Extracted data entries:

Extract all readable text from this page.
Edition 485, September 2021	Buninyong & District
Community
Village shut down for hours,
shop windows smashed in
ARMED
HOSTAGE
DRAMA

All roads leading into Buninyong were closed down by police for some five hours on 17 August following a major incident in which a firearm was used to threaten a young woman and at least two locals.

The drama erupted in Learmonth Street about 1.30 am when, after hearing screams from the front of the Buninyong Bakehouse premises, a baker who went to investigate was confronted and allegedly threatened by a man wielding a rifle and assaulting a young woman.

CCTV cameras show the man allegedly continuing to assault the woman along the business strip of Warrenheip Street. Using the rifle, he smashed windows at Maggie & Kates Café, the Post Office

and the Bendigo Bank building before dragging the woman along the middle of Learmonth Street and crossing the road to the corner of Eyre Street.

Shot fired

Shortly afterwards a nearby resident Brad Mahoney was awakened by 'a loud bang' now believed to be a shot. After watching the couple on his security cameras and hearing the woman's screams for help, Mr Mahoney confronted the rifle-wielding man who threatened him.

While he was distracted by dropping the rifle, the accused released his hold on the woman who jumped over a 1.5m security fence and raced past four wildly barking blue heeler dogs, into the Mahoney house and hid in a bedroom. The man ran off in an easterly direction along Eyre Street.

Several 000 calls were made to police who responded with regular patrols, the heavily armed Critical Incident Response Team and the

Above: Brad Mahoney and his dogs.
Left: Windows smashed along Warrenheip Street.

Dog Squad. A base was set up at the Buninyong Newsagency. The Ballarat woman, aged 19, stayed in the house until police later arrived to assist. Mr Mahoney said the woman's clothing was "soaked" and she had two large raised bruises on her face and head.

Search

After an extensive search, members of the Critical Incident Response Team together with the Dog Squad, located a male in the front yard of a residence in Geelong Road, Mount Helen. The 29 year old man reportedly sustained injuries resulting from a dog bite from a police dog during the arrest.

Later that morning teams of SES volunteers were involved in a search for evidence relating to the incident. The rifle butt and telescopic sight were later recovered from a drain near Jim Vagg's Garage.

» **Stated exercise**
Set down the listing above in full, please, exactly as it appears.

» **Task response**
Extract all readable text from this page.
Edition 485, September 2021	Buninyong & District
Community
Village shut down for hours,
shop windows smashed in
ARMED
HOSTAGE
DRAMA

All roads leading into Buninyong were closed down by police for some five hours on 17 August following a major incident in which a firearm was used to threaten a young woman and at least two locals.

The drama erupted in Learmonth Street about 1.30 am when, after hearing screams from the front of the Buninyong Bakehouse premises, a baker who went to investigate was confronted and allegedly threatened by a man wielding a rifle and assaulting a young woman.

CCTV cameras show the man allegedly continuing to assault the woman along the business strip of Warrenheip Street. Using the rifle, he smashed windows at Maggie & Kates Café, the Post Office

and the Bendigo Bank building before dragging the woman along the middle of Learmonth Street and crossing the road to the corner of Eyre Street.

Shot fired

Shortly afterwards a nearby resident Brad Mahoney was awakened by 'a loud bang' now believed to be a shot. After watching the couple on his security cameras and hearing the woman's screams for help, Mr Mahoney confronted the rifle-wielding man who threatened him.

While he was distracted by dropping the rifle, the accused released his hold on the woman who jumped over a 1.5m security fence and raced past four wildly barking blue heeler dogs, into the Mahoney house and hid in a bedroom. The man ran off in an easterly direction along Eyre Street.

Several 000 calls were made to police who responded with regular patrols, the heavily armed Critical Incident Response Team and the

Above: Brad Mahoney and his dogs.
Left: Windows smashed along Warrenheip Street.

Dog Squad. A base was set up at the Buninyong Newsagency. The Ballarat woman, aged 19, stayed in the house until police later arrived to assist. Mr Mahoney said the woman's clothing was "soaked" and she had two large raised bruises on her face and head.

Search

After an extensive search, members of the Critical Incident Response Team together with the Dog Squad, located a male in the front yard of a residence in Geelong Road, Mount Helen. The 29 year old man reportedly sustained injuries resulting from a dog bite from a police dog during the arrest.

Later that morning teams of SES volunteers were involved in a search for evidence relating to the incident. The rifle butt and telescopic sight were later recovered from a drain near Jim Vagg's Garage.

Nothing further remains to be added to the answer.